DATA ENTRIES ::
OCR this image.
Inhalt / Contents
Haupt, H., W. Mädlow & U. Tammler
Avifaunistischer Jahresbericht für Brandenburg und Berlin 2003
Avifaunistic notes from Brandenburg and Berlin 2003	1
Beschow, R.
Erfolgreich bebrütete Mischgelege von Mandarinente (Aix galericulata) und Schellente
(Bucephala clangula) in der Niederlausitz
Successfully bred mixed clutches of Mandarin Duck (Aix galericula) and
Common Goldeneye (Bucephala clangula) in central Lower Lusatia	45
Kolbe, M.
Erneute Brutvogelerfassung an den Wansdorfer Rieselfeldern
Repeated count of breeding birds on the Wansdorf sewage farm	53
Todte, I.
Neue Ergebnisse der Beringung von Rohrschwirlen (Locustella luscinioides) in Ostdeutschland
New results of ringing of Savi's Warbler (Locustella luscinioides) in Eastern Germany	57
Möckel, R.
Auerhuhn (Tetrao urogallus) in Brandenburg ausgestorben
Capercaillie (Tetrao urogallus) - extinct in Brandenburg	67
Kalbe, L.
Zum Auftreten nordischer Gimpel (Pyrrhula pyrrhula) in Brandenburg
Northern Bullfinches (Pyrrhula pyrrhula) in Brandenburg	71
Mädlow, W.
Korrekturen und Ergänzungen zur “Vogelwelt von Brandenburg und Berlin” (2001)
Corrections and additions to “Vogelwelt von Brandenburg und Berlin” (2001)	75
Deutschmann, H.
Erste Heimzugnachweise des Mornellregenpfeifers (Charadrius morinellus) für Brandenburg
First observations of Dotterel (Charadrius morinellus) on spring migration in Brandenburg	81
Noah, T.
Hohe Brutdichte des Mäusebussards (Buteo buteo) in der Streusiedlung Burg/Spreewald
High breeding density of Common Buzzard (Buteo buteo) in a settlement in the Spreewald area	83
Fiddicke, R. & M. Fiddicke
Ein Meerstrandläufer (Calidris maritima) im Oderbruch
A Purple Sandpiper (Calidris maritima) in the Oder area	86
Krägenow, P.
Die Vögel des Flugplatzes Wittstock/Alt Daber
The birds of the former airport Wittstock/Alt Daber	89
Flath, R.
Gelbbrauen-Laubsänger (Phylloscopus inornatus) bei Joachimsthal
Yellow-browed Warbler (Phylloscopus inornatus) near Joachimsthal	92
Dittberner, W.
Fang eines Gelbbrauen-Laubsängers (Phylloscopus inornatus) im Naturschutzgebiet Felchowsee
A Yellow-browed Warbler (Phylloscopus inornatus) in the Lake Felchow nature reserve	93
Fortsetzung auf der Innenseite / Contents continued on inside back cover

TASK DIRECTIONS :: From the listing above, extract every line exactly as it stands.

RESULT ::
OCR this image.
Inhalt / Contents
Haupt, H., W. Mädlow & U. Tammler
Avifaunistischer Jahresbericht für Brandenburg und Berlin 2003
Avifaunistic notes from Brandenburg and Berlin 2003	1
Beschow, R.
Erfolgreich bebrütete Mischgelege von Mandarinente (Aix galericulata) und Schellente
(Bucephala clangula) in der Niederlausitz
Successfully bred mixed clutches of Mandarin Duck (Aix galericula) and
Common Goldeneye (Bucephala clangula) in central Lower Lusatia	45
Kolbe, M.
Erneute Brutvogelerfassung an den Wansdorfer Rieselfeldern
Repeated count of breeding birds on the Wansdorf sewage farm	53
Todte, I.
Neue Ergebnisse der Beringung von Rohrschwirlen (Locustella luscinioides) in Ostdeutschland
New results of ringing of Savi's Warbler (Locustella luscinioides) in Eastern Germany	57
Möckel, R.
Auerhuhn (Tetrao urogallus) in Brandenburg ausgestorben
Capercaillie (Tetrao urogallus) - extinct in Brandenburg	67
Kalbe, L.
Zum Auftreten nordischer Gimpel (Pyrrhula pyrrhula) in Brandenburg
Northern Bullfinches (Pyrrhula pyrrhula) in Brandenburg	71
Mädlow, W.
Korrekturen und Ergänzungen zur “Vogelwelt von Brandenburg und Berlin” (2001)
Corrections and additions to “Vogelwelt von Brandenburg und Berlin” (2001)	75
Deutschmann, H.
Erste Heimzugnachweise des Mornellregenpfeifers (Charadrius morinellus) für Brandenburg
First observations of Dotterel (Charadrius morinellus) on spring migration in Brandenburg	81
Noah, T.
Hohe Brutdichte des Mäusebussards (Buteo buteo) in der Streusiedlung Burg/Spreewald
High breeding density of Common Buzzard (Buteo buteo) in a settlement in the Spreewald area	83
Fiddicke, R. & M. Fiddicke
Ein Meerstrandläufer (Calidris maritima) im Oderbruch
A Purple Sandpiper (Calidris maritima) in the Oder area	86
Krägenow, P.
Die Vögel des Flugplatzes Wittstock/Alt Daber
The birds of the former airport Wittstock/Alt Daber	89
Flath, R.
Gelbbrauen-Laubsänger (Phylloscopus inornatus) bei Joachimsthal
Yellow-browed Warbler (Phylloscopus inornatus) near Joachimsthal	92
Dittberner, W.
Fang eines Gelbbrauen-Laubsängers (Phylloscopus inornatus) im Naturschutzgebiet Felchowsee
A Yellow-browed Warbler (Phylloscopus inornatus) in the Lake Felchow nature reserve	93
Fortsetzung auf der Innenseite / Contents continued on inside back cover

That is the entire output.